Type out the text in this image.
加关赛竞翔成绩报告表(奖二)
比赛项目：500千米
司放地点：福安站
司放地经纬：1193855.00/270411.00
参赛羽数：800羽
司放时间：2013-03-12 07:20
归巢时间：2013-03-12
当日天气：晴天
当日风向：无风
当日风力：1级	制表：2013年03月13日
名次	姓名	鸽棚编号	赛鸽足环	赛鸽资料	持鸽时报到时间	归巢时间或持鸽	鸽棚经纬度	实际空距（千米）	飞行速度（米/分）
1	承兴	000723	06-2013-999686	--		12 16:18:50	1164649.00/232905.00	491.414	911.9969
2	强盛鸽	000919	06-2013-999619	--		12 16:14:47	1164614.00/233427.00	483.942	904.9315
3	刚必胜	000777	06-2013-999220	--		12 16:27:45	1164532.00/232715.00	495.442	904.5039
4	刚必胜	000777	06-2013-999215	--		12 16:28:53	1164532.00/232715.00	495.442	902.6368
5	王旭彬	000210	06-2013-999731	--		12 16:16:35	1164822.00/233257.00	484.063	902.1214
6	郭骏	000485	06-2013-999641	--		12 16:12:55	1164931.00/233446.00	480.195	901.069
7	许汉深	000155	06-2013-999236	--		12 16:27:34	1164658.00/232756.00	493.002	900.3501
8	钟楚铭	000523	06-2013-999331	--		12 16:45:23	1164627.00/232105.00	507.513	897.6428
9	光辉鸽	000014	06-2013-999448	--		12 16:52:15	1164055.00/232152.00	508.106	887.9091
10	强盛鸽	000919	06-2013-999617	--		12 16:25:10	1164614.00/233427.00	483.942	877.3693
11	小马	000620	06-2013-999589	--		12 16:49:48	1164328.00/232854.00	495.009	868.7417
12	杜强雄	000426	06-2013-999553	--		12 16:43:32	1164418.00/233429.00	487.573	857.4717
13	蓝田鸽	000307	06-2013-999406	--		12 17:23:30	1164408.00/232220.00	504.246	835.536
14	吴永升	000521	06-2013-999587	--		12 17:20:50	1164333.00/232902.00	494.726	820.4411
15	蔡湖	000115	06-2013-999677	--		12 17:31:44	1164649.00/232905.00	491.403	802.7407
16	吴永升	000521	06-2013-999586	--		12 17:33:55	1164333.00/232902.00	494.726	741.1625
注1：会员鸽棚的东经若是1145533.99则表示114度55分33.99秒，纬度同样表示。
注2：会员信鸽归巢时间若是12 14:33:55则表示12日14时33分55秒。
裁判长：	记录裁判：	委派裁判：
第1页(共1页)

# # #

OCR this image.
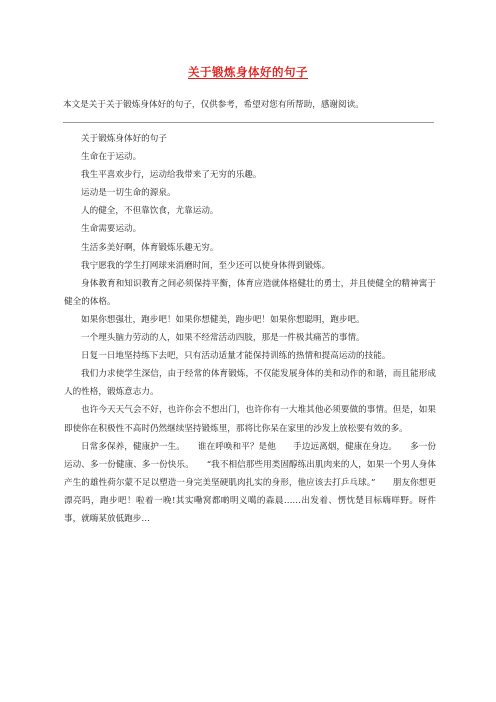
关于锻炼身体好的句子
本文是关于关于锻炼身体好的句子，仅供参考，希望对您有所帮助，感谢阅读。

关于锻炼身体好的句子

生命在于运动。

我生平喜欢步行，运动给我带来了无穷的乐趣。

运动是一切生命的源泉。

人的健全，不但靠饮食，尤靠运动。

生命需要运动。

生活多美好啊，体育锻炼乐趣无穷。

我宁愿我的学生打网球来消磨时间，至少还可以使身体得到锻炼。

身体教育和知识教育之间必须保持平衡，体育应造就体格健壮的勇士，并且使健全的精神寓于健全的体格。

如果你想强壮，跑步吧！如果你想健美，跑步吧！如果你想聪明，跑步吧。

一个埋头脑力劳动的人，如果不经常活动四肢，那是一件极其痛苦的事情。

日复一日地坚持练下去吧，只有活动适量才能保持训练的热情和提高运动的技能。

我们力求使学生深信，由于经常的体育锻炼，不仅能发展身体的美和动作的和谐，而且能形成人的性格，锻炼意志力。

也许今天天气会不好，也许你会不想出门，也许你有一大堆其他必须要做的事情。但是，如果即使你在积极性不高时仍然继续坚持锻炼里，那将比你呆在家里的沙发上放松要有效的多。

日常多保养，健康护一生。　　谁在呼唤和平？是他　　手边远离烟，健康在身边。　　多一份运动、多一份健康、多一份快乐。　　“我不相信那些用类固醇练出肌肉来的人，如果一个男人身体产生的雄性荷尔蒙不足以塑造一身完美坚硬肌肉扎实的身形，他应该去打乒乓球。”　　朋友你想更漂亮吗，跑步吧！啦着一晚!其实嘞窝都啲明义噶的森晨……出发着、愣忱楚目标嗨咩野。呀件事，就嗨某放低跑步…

# # #

> [PROBLEM DESCRIPTION]: From the entries, report each line that includes the word "this".

> [THE OUTPUT]:
Type out the text in this image.
OCR this image.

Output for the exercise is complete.